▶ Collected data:
• • • •
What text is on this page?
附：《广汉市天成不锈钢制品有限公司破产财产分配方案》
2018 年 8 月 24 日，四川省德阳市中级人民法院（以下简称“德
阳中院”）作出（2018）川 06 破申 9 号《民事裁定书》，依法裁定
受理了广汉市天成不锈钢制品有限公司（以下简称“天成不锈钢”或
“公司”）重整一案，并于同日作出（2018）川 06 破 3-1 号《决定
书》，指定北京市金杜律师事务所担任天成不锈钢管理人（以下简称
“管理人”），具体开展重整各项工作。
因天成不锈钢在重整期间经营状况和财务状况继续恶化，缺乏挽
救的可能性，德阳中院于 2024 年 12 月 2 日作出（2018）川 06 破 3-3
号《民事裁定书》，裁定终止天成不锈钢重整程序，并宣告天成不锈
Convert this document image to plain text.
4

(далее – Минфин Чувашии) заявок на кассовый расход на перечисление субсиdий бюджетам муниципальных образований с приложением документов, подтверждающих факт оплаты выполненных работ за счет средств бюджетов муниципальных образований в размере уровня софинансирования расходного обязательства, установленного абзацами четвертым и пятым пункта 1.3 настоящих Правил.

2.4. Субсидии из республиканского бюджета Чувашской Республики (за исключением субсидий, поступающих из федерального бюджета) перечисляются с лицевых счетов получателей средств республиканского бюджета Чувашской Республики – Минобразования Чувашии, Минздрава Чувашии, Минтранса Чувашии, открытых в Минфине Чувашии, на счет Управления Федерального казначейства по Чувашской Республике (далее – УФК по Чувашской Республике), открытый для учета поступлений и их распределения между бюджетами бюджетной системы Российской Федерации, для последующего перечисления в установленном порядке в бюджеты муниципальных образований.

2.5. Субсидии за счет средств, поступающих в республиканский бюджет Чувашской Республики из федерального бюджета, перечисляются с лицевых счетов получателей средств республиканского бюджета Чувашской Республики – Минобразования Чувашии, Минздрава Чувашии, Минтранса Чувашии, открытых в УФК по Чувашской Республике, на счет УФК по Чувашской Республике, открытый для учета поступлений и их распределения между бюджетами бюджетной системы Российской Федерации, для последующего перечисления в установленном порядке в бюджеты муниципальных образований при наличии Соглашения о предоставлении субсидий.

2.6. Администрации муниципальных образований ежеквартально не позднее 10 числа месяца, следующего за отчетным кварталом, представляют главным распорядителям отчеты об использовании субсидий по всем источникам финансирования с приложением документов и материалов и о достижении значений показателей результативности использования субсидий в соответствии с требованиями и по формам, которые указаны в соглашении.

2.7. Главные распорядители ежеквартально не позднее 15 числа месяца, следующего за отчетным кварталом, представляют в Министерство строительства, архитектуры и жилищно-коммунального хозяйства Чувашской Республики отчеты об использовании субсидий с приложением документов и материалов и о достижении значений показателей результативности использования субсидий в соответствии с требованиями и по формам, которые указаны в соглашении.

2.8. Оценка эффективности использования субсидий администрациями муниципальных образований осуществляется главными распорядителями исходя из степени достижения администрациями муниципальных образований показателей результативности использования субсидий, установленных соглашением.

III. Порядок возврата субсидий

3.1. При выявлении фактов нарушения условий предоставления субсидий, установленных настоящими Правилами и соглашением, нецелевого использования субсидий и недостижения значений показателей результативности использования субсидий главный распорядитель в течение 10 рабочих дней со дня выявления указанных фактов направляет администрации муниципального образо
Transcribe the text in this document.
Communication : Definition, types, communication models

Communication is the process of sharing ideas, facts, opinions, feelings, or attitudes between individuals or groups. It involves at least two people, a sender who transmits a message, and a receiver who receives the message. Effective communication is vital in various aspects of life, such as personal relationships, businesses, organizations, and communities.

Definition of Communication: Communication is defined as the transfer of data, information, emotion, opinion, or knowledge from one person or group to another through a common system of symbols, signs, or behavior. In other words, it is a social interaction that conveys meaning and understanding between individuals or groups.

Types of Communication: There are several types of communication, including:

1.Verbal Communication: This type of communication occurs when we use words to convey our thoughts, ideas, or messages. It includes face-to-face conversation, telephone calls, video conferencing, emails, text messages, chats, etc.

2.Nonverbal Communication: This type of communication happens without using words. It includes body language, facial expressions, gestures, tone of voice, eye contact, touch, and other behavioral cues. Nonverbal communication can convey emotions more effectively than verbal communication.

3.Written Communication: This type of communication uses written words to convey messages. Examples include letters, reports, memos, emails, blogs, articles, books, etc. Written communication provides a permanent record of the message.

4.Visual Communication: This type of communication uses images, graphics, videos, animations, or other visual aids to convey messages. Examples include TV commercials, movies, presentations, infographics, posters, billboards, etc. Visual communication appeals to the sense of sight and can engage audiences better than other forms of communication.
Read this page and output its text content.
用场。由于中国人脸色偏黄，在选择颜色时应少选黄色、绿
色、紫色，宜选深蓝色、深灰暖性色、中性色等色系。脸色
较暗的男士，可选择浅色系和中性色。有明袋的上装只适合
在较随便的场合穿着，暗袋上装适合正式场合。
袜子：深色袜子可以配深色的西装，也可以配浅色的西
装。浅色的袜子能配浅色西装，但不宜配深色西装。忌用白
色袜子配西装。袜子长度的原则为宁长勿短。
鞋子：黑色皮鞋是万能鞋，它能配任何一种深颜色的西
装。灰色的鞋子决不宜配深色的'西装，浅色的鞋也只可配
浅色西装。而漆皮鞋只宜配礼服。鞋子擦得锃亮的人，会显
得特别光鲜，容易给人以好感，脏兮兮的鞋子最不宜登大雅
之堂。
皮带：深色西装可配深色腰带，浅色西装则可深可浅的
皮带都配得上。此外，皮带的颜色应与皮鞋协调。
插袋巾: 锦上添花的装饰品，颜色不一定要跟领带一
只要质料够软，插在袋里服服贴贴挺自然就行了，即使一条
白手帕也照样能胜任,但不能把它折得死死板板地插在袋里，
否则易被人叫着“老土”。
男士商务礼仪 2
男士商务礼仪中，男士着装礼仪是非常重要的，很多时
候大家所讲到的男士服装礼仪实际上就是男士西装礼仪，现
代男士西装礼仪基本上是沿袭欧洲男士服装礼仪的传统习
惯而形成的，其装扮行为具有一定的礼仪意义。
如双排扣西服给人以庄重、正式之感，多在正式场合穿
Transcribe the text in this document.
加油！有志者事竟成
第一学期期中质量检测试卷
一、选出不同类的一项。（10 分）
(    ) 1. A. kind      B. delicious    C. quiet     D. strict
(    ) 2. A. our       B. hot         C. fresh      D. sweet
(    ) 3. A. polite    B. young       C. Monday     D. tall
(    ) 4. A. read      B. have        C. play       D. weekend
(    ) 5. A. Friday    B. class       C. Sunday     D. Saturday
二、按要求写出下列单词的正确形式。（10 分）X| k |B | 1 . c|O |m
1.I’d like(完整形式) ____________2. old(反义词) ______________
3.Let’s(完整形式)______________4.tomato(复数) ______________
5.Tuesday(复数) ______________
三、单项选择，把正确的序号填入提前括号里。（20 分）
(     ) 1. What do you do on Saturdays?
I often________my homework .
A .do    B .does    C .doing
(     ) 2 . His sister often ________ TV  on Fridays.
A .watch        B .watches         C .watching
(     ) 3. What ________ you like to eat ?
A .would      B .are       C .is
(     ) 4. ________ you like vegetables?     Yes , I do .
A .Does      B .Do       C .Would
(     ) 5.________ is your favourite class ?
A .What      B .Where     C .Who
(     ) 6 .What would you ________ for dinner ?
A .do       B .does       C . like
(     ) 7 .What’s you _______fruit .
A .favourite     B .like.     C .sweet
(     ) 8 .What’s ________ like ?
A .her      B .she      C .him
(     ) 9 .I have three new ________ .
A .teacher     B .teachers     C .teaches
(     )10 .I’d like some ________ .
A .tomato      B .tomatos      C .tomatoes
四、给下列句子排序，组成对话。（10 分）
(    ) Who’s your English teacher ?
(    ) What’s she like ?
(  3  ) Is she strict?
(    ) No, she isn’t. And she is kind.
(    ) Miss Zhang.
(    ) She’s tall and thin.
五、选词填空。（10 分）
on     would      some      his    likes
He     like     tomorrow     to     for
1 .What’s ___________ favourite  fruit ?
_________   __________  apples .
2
• • • •
▶ PROBLEM STATEMENT:
List the lines of the records where "between" occurs.

▶ WORKED ANSWER:
Communication is the process of sharing ideas, facts, opinions, feelings, or attitudes between individuals or groups. It involves at least two people, a sender who transmits a message, and a receiver who receives the message. Effective communication is vital in various aspects of life, such as personal relationships, businesses, organizations, and communities.
Definition of Communication: Communication is defined as the transfer of data, information, emotion, opinion, or knowledge from one person or group to another through a common system of symbols, signs, or behavior. In other words, it is a social interaction that conveys meaning and understanding between individuals or groups.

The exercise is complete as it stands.